EXERCISE DETAILS
Locate each line with the string "Advanced" in the listing below and copy it.

MATERIAL PROVIDED
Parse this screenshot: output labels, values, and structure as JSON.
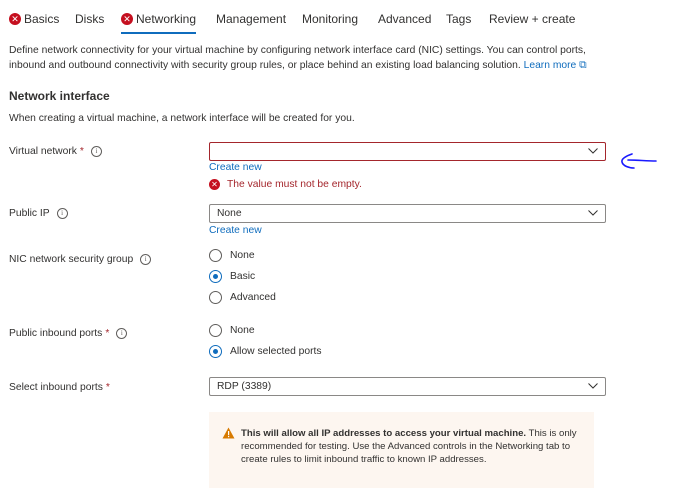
{
  "tabs": [
    {
      "label": "Basics",
      "error": true
    },
    {
      "label": "Disks",
      "error": false
    },
    {
      "label": "Networking",
      "error": true,
      "active": true
    },
    {
      "label": "Management",
      "error": false
    },
    {
      "label": "Monitoring",
      "error": false
    },
    {
      "label": "Advanced",
      "error": false
    },
    {
      "label": "Tags",
      "error": false
    },
    {
      "label": "Review + create",
      "error": false
    }
  ],
  "intro": {
    "text": "Define network connectivity for your virtual machine by configuring network interface card (NIC) settings. You can control ports, inbound and outbound connectivity with security group rules, or place behind an existing load balancing solution.",
    "learn_more": "Learn more"
  },
  "network_interface": {
    "title": "Network interface",
    "description": "When creating a virtual machine, a network interface will be created for you."
  },
  "fields": {
    "virtual_network": {
      "label": "Virtual network",
      "required": "*",
      "value": "",
      "create_new": "Create new",
      "error": "The value must not be empty."
    },
    "public_ip": {
      "label": "Public IP",
      "value": "None",
      "create_new": "Create new"
    },
    "nic_nsg": {
      "label": "NIC network security group",
      "options": [
        "None",
        "Basic",
        "Advanced"
      ],
      "selected": "Basic"
    },
    "public_inbound_ports": {
      "label": "Public inbound ports",
      "required": "*",
      "options": [
        "None",
        "Allow selected ports"
      ],
      "selected": "Allow selected ports"
    },
    "select_inbound_ports": {
      "label": "Select inbound ports",
      "required": "*",
      "value": "RDP (3389)"
    }
  },
  "warning": {
    "bold": "This will allow all IP addresses to access your virtual machine.",
    "text": "This is only recommended for testing.  Use the Advanced controls in the Networking tab to create rules to limit inbound traffic to known IP addresses."
  },
  "colors": {
    "accent": "#0f6cbd",
    "error": "#a4262c",
    "warning_bg": "#fdf6f0",
    "annotation_arrow": "#1a1aff"
  }
}
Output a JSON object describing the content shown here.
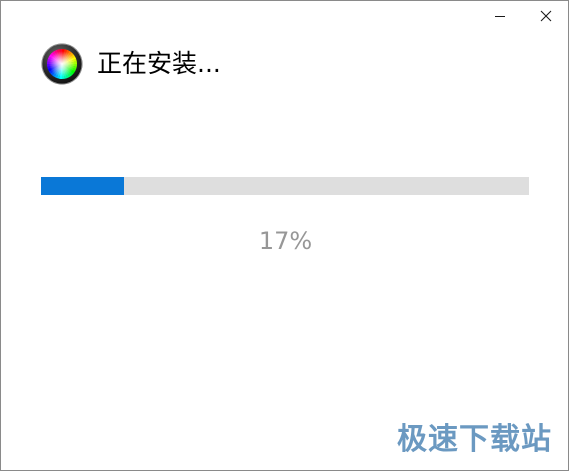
{
  "window": {
    "minimize_label": "Minimize",
    "close_label": "Close"
  },
  "header": {
    "title": "正在安装...",
    "icon": "color-wheel-icon"
  },
  "progress": {
    "value": 0.17,
    "percent_label": "17%",
    "fill_color": "#0a78d7",
    "track_color": "#dedede"
  },
  "watermark": {
    "text": "极速下载站"
  }
}
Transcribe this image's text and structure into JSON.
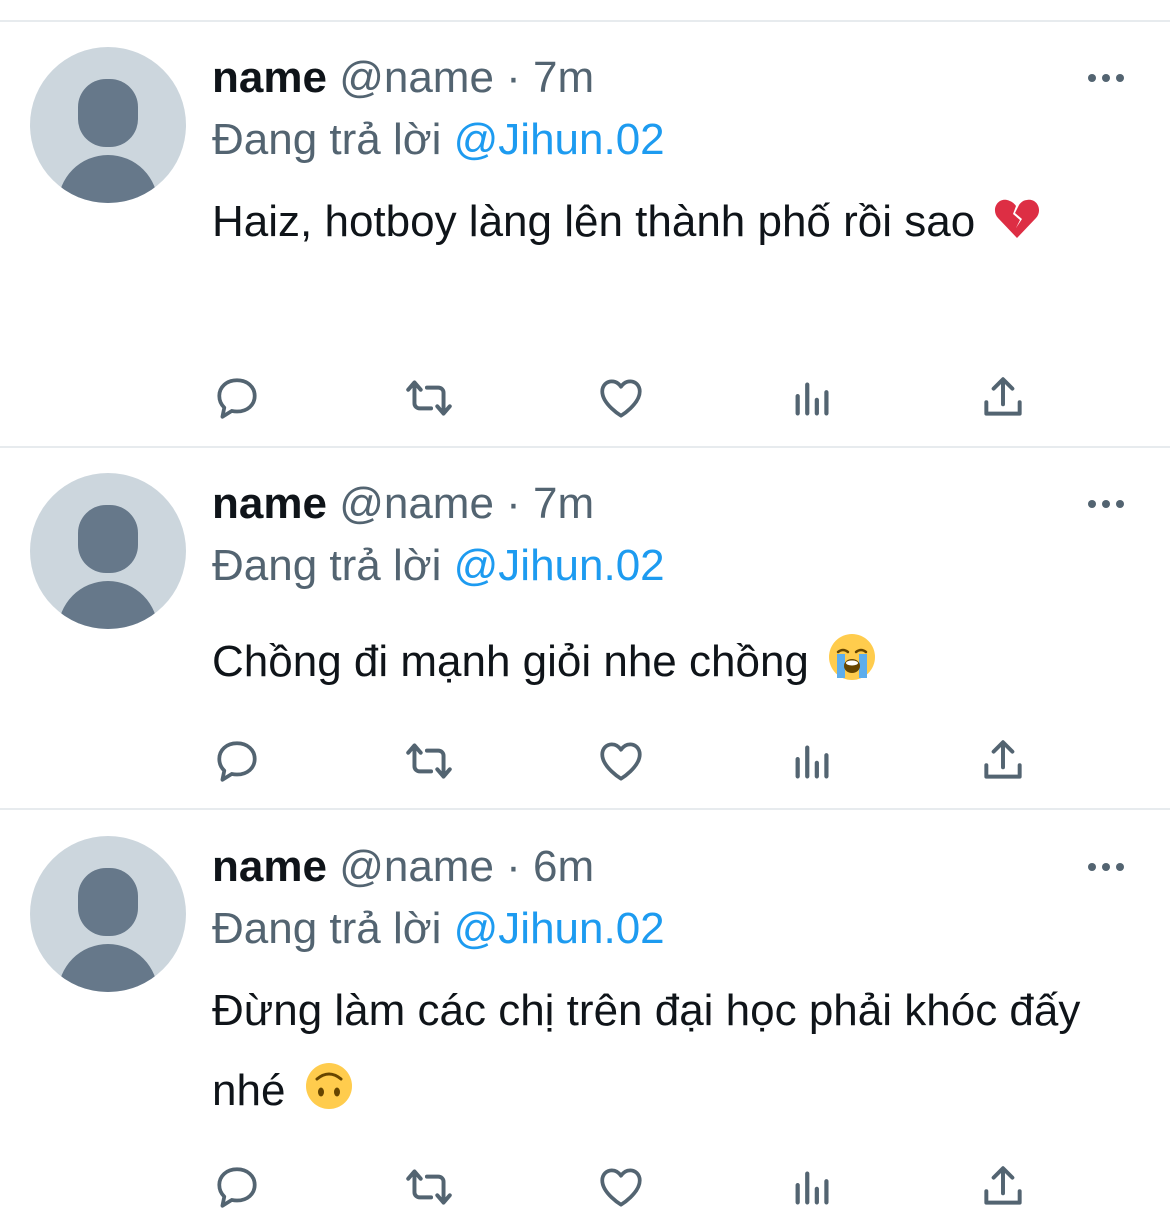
{
  "tweets": [
    {
      "display_name": "name",
      "handle": "@name",
      "separator": "·",
      "time": "7m",
      "reply_prefix": "Đang trả lời",
      "reply_to": "@Jihun.02",
      "text": "Haiz, hotboy làng lên thành phố rồi sao",
      "emoji": "broken-heart"
    },
    {
      "display_name": "name",
      "handle": "@name",
      "separator": "·",
      "time": "7m",
      "reply_prefix": "Đang trả lời",
      "reply_to": "@Jihun.02",
      "text": "Chồng đi mạnh giỏi nhe chồng",
      "emoji": "loudly-crying-face"
    },
    {
      "display_name": "name",
      "handle": "@name",
      "separator": "·",
      "time": "6m",
      "reply_prefix": "Đang trả lời",
      "reply_to": "@Jihun.02",
      "text": "Đừng làm các chị trên đại học phải khóc đấy nhé",
      "emoji": "upside-down-face"
    }
  ],
  "actions": [
    "reply-icon",
    "retweet-icon",
    "like-icon",
    "analytics-icon",
    "share-icon"
  ],
  "colors": {
    "text_primary": "#0f1419",
    "text_secondary": "#536471",
    "link": "#1d9bf0",
    "divider": "#e7ebee",
    "icon": "#536471",
    "avatar_bg": "#ccd6dd",
    "avatar_fg": "#66788a"
  }
}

FINISHED EXERCISE
      "label": "Advanced",
        "Advanced"
    "text": "This is only recommended for testing.  Use the Advanced controls in the Networking tab to create rules to limit inbound traffic to known IP addresses."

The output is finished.